* _YOUR OBJECTIVE_
Each line containing the word "Mises应力" must be collected.

· · · · · · ·

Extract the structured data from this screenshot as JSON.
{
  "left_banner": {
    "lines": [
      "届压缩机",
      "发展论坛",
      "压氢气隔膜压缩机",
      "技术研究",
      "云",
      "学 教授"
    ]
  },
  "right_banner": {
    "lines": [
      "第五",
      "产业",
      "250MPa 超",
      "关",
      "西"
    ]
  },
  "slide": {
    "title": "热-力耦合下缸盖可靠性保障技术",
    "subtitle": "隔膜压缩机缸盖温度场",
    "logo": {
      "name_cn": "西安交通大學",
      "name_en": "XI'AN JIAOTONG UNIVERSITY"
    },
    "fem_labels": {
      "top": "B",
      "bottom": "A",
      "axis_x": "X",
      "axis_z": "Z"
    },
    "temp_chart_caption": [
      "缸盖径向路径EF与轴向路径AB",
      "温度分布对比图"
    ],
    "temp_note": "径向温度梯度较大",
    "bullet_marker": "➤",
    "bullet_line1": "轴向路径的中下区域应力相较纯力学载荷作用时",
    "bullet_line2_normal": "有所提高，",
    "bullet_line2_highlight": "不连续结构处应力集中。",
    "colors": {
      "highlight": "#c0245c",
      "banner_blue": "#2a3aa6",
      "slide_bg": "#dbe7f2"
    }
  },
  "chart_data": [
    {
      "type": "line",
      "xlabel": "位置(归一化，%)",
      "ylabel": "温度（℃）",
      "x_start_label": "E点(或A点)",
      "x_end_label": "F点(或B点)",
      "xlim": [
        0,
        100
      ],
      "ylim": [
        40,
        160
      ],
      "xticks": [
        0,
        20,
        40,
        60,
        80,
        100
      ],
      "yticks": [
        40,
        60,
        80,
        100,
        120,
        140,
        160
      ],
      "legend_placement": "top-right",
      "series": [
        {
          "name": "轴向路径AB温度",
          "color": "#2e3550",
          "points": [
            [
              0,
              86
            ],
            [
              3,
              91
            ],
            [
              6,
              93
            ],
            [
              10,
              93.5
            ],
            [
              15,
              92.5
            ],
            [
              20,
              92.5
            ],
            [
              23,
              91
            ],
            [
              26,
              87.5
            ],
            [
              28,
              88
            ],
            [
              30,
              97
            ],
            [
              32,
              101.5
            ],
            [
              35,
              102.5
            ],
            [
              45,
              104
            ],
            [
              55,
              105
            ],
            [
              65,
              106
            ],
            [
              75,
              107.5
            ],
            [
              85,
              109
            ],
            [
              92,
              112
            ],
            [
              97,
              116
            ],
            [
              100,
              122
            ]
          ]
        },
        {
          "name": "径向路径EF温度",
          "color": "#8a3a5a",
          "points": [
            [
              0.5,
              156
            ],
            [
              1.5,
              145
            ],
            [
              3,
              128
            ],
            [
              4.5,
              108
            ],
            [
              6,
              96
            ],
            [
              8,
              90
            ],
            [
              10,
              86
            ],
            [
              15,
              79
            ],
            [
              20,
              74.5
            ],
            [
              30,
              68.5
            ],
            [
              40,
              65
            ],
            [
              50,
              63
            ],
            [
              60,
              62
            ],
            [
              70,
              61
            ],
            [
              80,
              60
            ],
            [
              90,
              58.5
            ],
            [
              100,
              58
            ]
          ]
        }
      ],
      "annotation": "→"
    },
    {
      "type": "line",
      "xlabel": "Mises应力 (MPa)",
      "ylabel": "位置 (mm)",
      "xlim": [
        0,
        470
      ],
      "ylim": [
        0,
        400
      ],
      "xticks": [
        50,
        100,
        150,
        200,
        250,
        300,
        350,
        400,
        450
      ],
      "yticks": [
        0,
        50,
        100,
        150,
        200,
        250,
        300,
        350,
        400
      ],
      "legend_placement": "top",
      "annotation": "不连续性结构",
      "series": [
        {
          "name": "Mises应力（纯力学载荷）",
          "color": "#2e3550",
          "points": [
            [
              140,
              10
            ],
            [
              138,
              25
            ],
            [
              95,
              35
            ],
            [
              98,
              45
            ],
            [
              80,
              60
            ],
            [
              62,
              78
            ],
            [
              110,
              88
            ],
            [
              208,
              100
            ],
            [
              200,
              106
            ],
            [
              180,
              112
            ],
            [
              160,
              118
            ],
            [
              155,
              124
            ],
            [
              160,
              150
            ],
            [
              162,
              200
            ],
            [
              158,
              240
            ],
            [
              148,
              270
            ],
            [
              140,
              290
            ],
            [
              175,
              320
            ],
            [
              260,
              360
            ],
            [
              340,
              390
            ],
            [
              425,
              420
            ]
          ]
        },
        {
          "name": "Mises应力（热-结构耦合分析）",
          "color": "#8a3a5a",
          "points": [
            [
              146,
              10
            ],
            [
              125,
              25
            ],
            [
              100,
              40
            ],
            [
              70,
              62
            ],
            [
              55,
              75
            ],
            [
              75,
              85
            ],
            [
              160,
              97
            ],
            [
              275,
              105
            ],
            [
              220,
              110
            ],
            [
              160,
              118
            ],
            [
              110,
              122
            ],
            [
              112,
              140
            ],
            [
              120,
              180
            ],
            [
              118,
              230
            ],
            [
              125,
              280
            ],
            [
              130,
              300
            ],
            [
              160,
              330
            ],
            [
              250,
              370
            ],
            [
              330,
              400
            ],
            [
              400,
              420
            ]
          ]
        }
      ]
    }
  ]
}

· · · · · · ·

* _PROBLEM SOLUTION_
      "xlabel": "Mises应力 (MPa)",
          "name": "Mises应力（纯力学载荷）",
          "name": "Mises应力（热-结构耦合分析）",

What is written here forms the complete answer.